DIRECTIONS FOR THIS TASK: The result should be every line that contains the word "Zeit", taken from the material.

MATERIAL FOR THE TASK:
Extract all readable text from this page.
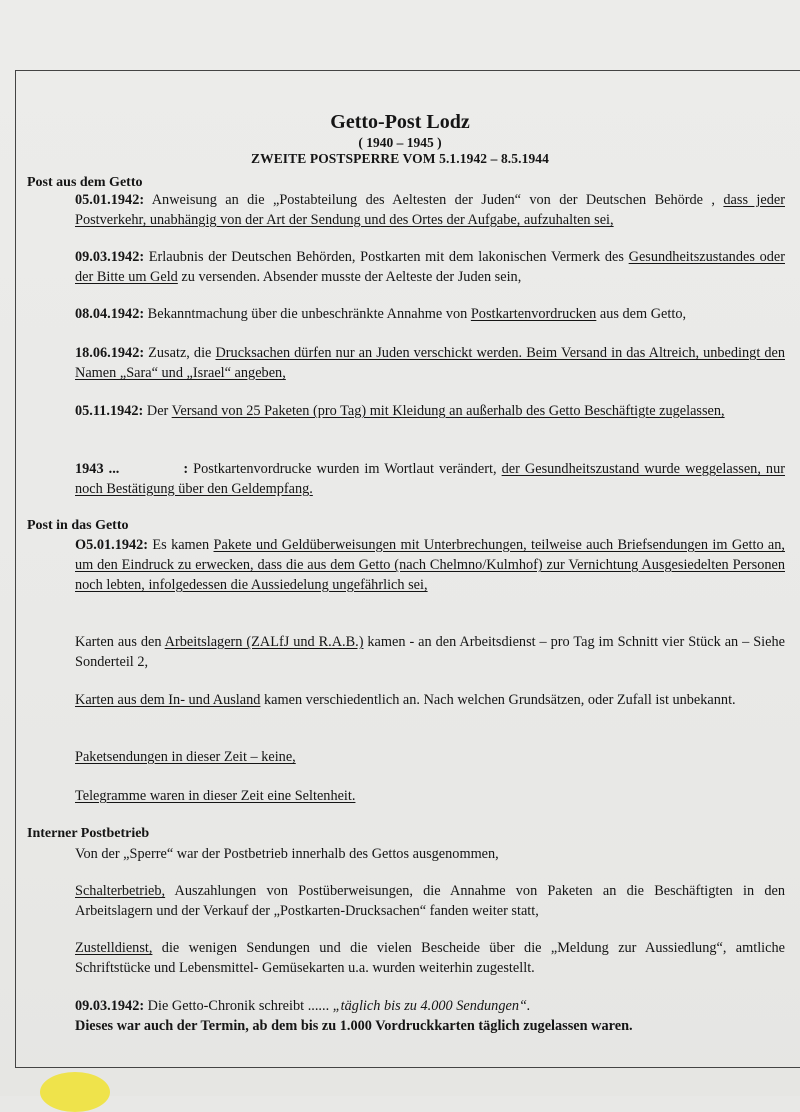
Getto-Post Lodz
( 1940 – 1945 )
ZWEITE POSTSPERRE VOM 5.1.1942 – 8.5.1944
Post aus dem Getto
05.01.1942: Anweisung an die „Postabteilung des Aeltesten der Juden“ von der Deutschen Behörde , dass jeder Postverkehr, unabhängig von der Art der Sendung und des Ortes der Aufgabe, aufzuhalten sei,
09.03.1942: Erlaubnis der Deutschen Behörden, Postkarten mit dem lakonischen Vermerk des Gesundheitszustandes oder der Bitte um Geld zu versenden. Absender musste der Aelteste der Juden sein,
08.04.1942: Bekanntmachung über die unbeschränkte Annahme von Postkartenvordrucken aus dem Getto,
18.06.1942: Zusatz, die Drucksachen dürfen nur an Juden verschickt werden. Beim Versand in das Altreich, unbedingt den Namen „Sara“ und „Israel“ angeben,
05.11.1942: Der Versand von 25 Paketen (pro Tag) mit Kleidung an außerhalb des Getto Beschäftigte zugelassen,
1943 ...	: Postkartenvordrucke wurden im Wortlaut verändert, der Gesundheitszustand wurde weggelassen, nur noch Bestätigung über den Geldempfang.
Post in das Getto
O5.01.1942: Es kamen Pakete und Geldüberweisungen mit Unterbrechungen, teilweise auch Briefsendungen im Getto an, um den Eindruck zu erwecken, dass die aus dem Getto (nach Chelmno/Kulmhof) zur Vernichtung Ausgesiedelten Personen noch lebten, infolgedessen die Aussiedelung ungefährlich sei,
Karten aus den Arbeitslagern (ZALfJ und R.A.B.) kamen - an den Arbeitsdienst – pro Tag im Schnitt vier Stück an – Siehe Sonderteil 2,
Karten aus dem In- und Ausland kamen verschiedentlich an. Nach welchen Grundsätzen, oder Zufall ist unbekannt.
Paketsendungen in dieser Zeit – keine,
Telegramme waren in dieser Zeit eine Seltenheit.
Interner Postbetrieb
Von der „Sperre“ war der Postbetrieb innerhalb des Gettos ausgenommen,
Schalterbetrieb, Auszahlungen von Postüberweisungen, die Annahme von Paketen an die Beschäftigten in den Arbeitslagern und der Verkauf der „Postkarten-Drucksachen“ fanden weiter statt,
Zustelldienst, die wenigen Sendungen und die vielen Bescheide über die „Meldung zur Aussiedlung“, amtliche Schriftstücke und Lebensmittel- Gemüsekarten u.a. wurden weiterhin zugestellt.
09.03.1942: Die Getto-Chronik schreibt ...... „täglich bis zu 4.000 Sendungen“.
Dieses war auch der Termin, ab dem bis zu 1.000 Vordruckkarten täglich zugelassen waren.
--
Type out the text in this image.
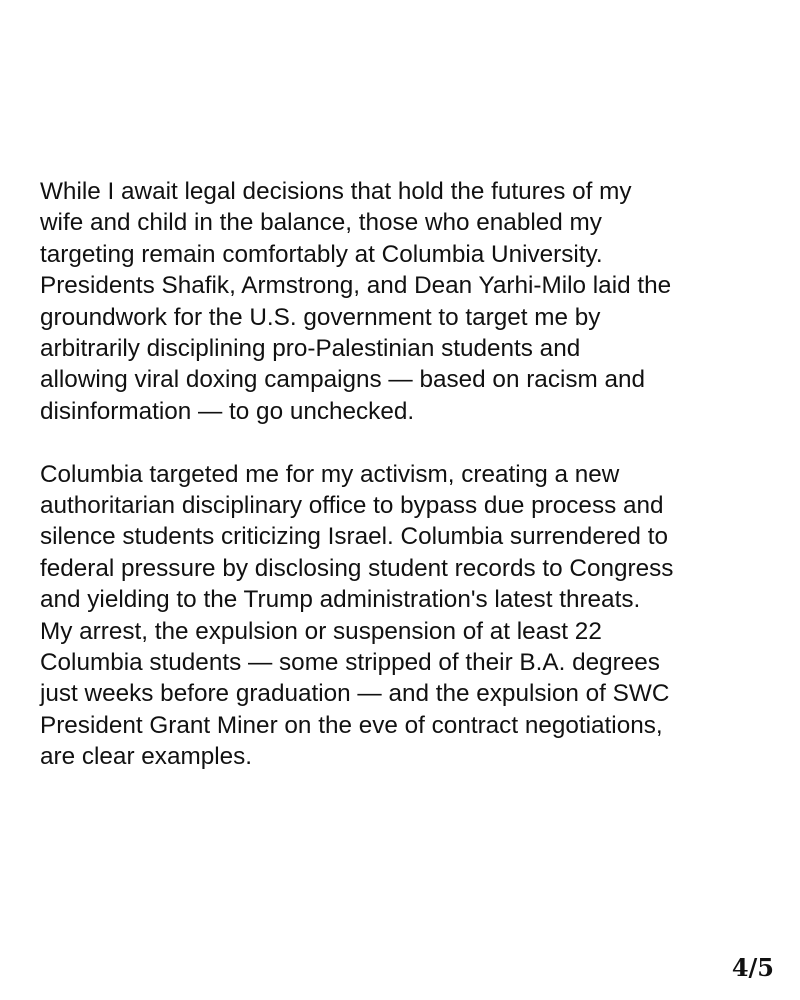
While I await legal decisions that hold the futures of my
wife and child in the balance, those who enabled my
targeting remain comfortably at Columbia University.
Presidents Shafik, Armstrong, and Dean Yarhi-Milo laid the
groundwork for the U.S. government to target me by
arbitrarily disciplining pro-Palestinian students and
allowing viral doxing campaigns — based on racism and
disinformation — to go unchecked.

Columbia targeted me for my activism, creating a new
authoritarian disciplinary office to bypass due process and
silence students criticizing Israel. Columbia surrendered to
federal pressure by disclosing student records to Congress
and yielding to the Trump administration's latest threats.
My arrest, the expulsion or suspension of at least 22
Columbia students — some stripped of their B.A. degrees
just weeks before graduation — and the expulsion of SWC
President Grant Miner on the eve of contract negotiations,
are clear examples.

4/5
==
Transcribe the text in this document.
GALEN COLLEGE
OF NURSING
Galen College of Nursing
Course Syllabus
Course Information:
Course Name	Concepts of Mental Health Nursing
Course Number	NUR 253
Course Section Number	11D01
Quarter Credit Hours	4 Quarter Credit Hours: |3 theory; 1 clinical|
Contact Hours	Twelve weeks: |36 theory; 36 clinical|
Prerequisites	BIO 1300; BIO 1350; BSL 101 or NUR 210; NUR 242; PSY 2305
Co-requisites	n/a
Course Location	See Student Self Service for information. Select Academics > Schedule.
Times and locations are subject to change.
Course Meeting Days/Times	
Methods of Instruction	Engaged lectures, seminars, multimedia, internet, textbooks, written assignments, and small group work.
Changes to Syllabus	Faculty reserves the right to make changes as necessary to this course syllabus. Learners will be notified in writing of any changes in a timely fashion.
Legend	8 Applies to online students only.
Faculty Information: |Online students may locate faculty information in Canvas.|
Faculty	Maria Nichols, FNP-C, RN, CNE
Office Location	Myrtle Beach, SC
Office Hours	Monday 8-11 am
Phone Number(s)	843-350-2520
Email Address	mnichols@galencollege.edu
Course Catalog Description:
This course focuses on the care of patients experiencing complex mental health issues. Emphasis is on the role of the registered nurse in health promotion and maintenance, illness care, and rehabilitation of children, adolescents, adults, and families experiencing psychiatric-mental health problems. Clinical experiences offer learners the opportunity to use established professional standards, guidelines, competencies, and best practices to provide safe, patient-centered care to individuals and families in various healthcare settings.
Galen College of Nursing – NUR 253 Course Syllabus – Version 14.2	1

TASK OUTPUT:
Paketsendungen in dieser Zeit – keine,
Telegramme waren in dieser Zeit eine Seltenheit.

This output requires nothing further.